Extracted data entries

━━━━━━━━━━━━━━━━

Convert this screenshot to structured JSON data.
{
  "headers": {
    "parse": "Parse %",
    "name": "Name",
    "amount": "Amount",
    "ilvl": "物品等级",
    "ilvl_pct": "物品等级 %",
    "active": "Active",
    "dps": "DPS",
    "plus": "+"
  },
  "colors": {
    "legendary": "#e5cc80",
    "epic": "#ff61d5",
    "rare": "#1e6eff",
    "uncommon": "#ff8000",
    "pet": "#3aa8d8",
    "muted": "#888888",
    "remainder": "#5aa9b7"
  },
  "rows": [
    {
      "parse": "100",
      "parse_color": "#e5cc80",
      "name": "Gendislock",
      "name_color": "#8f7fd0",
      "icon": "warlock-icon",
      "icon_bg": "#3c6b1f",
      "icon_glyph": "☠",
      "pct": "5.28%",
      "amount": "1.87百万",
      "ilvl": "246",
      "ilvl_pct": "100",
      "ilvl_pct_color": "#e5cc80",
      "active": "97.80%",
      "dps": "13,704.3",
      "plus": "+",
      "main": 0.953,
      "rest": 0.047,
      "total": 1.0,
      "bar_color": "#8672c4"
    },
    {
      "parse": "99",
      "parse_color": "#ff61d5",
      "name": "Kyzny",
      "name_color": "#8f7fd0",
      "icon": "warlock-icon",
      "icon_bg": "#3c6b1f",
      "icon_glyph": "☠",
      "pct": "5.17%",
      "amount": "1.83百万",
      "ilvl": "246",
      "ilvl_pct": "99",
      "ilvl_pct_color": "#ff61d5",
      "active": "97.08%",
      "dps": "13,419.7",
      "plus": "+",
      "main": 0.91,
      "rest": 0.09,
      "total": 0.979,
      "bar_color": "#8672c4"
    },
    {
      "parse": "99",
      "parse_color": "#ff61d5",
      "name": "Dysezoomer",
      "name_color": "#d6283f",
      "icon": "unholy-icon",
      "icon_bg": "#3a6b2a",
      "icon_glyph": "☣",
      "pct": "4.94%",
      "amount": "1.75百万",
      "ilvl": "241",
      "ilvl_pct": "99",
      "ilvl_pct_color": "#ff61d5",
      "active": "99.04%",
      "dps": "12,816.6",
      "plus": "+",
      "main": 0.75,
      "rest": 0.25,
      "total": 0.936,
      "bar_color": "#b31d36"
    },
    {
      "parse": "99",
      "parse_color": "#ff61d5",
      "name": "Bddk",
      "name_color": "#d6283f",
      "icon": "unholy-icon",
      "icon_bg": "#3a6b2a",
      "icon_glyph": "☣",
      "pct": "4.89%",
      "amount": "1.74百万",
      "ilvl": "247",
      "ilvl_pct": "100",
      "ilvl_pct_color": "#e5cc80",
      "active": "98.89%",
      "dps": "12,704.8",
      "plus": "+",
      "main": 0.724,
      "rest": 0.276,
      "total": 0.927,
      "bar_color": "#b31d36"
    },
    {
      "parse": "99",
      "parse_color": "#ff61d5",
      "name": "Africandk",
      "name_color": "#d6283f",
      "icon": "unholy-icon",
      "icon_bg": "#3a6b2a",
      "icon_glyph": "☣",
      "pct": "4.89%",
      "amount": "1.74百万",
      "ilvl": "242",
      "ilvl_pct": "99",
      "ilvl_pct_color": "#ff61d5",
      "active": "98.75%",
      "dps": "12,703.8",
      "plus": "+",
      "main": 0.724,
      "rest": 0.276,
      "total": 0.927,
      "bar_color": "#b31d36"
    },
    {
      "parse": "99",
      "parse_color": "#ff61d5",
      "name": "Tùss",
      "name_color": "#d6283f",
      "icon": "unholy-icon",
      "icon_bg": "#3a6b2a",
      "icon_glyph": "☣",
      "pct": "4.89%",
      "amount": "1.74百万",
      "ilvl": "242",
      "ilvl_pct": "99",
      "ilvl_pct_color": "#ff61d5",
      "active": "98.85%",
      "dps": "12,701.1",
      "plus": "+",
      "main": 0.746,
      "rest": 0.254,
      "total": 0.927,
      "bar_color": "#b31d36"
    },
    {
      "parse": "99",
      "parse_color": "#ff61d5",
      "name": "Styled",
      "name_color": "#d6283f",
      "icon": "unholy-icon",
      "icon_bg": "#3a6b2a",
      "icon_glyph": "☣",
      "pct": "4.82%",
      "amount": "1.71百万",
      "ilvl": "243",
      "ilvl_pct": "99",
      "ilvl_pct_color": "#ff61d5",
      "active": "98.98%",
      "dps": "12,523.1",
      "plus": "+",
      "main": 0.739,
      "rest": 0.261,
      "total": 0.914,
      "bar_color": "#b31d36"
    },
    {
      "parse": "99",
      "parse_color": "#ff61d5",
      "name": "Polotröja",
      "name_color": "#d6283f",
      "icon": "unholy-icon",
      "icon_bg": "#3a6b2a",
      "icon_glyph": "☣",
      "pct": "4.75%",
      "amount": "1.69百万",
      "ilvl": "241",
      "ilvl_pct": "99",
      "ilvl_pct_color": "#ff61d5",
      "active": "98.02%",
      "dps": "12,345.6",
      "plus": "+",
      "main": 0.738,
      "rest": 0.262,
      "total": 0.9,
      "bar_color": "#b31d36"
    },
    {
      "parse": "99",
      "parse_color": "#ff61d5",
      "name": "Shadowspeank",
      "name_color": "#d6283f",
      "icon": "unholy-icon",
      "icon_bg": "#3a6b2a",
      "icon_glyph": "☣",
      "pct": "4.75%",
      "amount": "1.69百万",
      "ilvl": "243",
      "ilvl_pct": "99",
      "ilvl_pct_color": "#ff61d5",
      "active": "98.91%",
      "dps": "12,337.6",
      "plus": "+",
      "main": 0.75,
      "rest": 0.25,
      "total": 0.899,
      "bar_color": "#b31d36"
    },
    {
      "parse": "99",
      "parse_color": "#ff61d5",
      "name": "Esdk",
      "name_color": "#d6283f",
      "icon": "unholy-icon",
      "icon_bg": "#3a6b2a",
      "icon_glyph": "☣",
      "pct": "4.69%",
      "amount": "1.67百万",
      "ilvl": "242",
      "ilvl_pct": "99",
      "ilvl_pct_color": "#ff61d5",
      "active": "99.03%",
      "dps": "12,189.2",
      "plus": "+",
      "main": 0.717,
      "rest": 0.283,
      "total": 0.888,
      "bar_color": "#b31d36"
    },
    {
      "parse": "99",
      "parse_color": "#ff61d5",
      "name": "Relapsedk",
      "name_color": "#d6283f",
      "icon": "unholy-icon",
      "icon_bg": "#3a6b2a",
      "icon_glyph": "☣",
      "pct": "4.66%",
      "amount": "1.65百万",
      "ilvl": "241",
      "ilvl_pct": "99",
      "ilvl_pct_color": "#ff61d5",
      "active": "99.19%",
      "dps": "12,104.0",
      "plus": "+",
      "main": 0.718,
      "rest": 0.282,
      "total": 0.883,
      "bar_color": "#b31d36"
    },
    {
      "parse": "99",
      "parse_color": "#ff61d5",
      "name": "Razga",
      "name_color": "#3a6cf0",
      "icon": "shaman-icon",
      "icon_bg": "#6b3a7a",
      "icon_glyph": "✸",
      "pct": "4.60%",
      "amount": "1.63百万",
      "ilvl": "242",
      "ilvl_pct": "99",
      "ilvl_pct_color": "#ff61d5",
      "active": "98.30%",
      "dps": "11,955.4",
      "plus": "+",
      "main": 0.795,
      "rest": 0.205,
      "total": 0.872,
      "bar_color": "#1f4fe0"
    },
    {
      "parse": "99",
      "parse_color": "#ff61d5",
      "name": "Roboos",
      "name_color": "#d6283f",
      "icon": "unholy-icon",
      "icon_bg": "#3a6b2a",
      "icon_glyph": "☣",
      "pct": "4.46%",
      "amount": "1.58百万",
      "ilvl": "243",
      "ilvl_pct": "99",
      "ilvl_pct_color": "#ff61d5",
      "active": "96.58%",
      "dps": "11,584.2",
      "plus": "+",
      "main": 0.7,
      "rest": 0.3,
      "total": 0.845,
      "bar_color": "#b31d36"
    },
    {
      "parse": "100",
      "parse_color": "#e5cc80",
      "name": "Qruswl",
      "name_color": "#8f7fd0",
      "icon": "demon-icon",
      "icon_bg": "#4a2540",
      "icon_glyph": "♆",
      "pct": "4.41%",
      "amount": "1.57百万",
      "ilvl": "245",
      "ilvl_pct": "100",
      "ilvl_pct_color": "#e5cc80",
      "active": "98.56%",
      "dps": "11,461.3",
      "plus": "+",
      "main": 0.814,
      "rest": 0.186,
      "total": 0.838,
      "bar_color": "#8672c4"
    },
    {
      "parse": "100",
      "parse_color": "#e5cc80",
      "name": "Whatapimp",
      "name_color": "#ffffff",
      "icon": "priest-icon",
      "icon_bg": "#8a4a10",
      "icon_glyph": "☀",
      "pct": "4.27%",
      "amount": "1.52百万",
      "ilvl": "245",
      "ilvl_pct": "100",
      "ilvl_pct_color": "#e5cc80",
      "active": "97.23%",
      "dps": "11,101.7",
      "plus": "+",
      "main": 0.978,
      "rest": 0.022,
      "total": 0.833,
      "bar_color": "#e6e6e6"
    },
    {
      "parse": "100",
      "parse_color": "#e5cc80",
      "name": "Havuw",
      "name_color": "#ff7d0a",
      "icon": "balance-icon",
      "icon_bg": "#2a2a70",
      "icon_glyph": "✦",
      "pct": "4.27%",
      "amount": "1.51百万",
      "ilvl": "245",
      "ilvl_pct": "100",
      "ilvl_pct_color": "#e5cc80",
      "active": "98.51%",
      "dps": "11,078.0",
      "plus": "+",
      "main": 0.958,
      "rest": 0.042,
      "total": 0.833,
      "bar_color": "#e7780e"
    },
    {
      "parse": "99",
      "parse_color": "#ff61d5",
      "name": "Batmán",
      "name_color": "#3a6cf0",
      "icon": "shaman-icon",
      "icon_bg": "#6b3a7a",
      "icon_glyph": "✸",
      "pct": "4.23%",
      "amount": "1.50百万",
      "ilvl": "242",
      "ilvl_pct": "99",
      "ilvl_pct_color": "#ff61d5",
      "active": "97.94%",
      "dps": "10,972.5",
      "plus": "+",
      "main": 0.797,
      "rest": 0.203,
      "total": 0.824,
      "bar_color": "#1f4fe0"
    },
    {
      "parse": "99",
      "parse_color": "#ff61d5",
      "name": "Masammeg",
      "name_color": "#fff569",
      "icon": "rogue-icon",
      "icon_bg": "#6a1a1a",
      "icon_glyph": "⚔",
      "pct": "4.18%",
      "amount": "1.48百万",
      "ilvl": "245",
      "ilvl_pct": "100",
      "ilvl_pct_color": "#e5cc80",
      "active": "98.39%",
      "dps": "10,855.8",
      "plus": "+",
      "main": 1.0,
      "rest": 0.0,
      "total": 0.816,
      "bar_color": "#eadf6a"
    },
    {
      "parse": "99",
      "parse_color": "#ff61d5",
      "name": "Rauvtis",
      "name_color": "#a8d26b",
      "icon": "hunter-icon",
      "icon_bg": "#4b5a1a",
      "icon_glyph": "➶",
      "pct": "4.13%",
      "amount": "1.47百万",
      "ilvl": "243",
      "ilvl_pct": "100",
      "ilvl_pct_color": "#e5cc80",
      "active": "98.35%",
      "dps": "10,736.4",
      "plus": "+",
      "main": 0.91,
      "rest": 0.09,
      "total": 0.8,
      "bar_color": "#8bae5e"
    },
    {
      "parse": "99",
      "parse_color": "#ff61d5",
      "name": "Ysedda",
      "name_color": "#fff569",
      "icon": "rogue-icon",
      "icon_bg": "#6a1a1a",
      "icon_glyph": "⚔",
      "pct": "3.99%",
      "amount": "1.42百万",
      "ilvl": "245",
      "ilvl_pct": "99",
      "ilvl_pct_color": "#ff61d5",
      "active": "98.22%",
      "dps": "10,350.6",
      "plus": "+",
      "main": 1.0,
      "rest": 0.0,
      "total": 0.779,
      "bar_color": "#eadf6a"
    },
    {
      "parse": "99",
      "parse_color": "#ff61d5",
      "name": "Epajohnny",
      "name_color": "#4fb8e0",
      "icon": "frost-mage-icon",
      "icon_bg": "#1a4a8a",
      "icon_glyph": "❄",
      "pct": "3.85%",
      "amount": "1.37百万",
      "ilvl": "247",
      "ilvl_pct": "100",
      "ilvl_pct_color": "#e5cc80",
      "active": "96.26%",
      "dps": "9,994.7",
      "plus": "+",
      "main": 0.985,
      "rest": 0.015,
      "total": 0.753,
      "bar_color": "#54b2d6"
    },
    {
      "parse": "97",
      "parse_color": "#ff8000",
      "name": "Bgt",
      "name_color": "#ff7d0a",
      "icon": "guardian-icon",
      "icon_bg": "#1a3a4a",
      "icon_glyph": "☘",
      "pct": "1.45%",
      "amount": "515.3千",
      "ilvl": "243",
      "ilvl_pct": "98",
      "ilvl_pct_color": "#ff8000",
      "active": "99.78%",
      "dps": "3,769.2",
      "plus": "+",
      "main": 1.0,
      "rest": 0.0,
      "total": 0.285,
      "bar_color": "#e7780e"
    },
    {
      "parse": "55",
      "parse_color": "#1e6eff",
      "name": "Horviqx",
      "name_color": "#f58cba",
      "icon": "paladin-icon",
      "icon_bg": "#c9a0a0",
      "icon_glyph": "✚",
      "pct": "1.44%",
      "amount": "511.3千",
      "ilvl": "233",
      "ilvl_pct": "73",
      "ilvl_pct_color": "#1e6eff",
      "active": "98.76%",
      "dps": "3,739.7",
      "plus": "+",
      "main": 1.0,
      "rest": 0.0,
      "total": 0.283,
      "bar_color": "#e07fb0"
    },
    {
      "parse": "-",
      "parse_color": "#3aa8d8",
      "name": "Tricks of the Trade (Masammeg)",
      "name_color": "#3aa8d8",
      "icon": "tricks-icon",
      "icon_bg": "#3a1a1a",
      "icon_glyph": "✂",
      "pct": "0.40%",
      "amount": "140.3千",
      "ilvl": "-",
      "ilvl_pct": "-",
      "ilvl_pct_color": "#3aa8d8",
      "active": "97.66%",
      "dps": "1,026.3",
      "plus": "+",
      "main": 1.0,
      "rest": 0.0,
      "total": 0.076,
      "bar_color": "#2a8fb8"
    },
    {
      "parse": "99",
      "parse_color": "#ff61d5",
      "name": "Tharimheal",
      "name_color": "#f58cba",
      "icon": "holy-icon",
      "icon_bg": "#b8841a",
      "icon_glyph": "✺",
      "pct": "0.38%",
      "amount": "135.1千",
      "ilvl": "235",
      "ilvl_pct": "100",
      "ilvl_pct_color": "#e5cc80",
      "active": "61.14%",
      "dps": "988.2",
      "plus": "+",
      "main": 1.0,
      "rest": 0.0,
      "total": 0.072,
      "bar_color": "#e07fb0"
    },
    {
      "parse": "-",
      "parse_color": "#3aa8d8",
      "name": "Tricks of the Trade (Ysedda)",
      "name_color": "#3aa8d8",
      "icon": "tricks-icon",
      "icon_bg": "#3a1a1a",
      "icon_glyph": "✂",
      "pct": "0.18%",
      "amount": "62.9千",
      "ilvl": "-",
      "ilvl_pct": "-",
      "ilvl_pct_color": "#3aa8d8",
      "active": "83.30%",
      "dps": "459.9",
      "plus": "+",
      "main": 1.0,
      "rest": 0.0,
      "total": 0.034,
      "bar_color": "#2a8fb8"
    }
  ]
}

━━━━━━━━━━━━━━━━

:: TO DO ::
Report all lines of the data that include the word "Trade".

:: TASK OUTPUT ::
      "name": "Tricks of the Trade (Masammeg)",
      "name": "Tricks of the Trade (Ysedda)",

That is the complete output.